:: Passage to read ::
────────────────

Who's in Charge of Consumer Protection?
The battle over who gets to appoint the federal Consumer Financial Protection Bureau's interim director could mean uncertainty for states targeting predatory lending.Last week, President Trump appointed his budget director, Mick Mulvaney, to be the interim director of the bureau after Richard Cordray stepped down. The appointment immediately set off a firestorm of criticism from consumer watchdogs who question the legality of Mulvaney serving -- even temporarily -- in the dual role. For starters, the bureau is legally mandated to be independent. And in his resignation, Cordray had named his deputy director to serve on an interim basis until a new director was confirmed by the Senate.
But the biggest point of contention for consumer advocates is Mulvaney's lack of support for the bureau. In 2014, then-Congressman Mulvaney called the bureau “a joke [...] in a sick, sad kind of way.” Indeed one of Mulvaney’s first actions as interim director -- other than tweeting out a picture of him working behind his new desk -- was to freeze all new hiring and regulations.
The Takeaway: So why are some states so worried? Mulvaney could be at the helm for a year or longer and some are concerned that means state attorneys general have lost a partner in pursuing cases against predatory lenders. “Up until now, the CFPB did a number of joint actions with states in payday lending,” says Mike Calhoun, president of the Center for Responsible Lending. “This takes the [federal] cop off the beat.”

────────────────

:: Exercise tasks ::
A: In the article on consumer protection, whom did Cordray name in his resignation to serve until the Senate confirmed a new director?
B: Please rewrite the article on consumer protection from "Who's in Charge" up to and including "by the Senate.", with "firestorm" replaced by "wave".
C: Continue the article on consumer protection from its last sentence.

:: Excerpted records ::
────────────────

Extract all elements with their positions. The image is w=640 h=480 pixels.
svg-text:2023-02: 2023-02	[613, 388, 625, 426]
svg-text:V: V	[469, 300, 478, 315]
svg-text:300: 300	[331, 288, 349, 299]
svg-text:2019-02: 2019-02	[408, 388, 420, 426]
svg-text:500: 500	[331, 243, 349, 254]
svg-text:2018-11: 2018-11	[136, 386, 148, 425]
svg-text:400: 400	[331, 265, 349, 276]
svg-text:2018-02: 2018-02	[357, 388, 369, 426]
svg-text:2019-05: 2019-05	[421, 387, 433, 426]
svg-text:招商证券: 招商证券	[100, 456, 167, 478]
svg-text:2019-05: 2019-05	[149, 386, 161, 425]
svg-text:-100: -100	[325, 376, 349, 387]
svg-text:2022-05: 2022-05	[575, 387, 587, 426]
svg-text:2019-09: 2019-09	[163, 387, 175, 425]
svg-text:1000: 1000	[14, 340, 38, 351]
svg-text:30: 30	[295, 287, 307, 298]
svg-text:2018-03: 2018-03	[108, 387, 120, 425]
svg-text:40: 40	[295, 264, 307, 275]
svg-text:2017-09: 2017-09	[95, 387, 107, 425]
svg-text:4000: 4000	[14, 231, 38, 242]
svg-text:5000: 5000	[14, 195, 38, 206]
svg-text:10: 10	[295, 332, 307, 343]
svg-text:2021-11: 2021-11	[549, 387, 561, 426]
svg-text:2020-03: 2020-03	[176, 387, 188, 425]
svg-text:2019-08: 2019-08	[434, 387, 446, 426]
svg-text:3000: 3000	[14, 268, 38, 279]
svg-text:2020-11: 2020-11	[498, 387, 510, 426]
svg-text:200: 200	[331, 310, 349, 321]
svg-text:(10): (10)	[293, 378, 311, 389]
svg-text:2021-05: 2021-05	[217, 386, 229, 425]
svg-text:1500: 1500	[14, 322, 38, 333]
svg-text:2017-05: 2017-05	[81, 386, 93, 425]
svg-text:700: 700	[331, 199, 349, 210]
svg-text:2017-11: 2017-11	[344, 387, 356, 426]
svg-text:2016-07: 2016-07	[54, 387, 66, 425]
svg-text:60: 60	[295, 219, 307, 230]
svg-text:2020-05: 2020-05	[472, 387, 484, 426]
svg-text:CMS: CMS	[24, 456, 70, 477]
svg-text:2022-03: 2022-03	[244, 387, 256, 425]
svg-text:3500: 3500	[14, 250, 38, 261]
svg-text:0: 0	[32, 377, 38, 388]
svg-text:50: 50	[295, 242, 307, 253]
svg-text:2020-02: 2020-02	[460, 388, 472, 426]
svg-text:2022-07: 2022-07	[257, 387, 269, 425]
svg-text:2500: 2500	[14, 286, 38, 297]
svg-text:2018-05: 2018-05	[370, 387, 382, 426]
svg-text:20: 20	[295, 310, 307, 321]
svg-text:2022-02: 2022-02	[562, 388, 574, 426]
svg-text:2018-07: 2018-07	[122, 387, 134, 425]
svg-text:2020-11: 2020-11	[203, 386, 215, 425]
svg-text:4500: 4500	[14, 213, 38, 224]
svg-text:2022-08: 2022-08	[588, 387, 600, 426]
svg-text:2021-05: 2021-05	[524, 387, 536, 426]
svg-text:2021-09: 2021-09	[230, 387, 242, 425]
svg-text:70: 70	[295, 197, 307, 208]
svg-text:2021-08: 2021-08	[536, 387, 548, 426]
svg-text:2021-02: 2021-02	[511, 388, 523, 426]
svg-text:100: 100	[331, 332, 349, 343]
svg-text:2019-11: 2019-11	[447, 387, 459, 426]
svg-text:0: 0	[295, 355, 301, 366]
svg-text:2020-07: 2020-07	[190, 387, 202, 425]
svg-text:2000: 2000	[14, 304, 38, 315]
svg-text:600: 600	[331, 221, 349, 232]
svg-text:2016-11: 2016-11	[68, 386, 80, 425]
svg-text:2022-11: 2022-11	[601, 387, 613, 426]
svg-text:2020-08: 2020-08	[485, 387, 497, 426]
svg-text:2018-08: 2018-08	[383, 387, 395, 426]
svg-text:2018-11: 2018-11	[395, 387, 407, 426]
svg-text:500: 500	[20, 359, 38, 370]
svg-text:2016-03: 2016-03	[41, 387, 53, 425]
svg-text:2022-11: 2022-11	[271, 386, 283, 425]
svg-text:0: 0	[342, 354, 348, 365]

────────────────

:: Exercise results ::
A: His deputy director.

B:
Who's in Charge of Consumer Protection?
The battle over who gets to appoint the federal Consumer Financial Protection Bureau's interim director could mean uncertainty for states targeting predatory lending.Last week, President Trump appointed his budget director, Mick Mulvaney, to be the interim director of the bureau after Richard Cordray stepped down. The appointment immediately set off a wave of criticism from consumer watchdogs who question the legality of Mulvaney serving -- even temporarily -- in the dual role. For starters, the bureau is legally mandated to be independent. And in his resignation, Cordray had named his deputy director to serve on an interim basis until a new director was confirmed by the Senate.

C:
The bureau also recently released new federal rules that seek to curb potentially abusive practices of payday and other predatory lenders. Calhoun says that not only could Mulvaney choose not to enforce those rules -- he could even try to repeal them.
School Funding Still Recovering
The uphill battle to restore school funding has suffered a setback over the past year in the nation’s hardest-hit states. The Center on Budget and Policy Priorities (CBPP) released new data this week that looks at the 12 states that cut general education funding the most between the Great Recession and last year. Seven of those states -- Alabama, Arizona, Kentucky, Michigan, Mississippi, Texas, and West Virginia -- cut per-student funding even more for the current school year.The other five increased funding this school year (Idaho, Kansas, North Carolina, Oklahoma and Utah). But all 12 states are all still far below their 2008 per-student funding levels. Oklahoma leads the pack in overall cuts, providing 28 percent fewer inflation-adjusted dollars per student this year than it did a decade ago.
The Takeaway: There are a few reasons why it’s been so difficult to restore funding in these states. For starters, there are 1.4 million more K-12 students nationwide than there were 10 years ago. So even if a state’s education spending was kept level, the per-pupil funding would decrease.
The other reasons are policy-related. Most states were woefully unprepared for the kind of revenue drops they experienced in 2008 and 2009, so they disproportionately relied on spending cuts to balance budgets. In this slash and burn environment, education funding lost the protected “third rail” status it had enjoyed in many states. Follow up that amount of cuts with what’s been a slower revenue growth environment, and it’s simply taken a long time for most state budgets in every area to return to what their levels were before the recession.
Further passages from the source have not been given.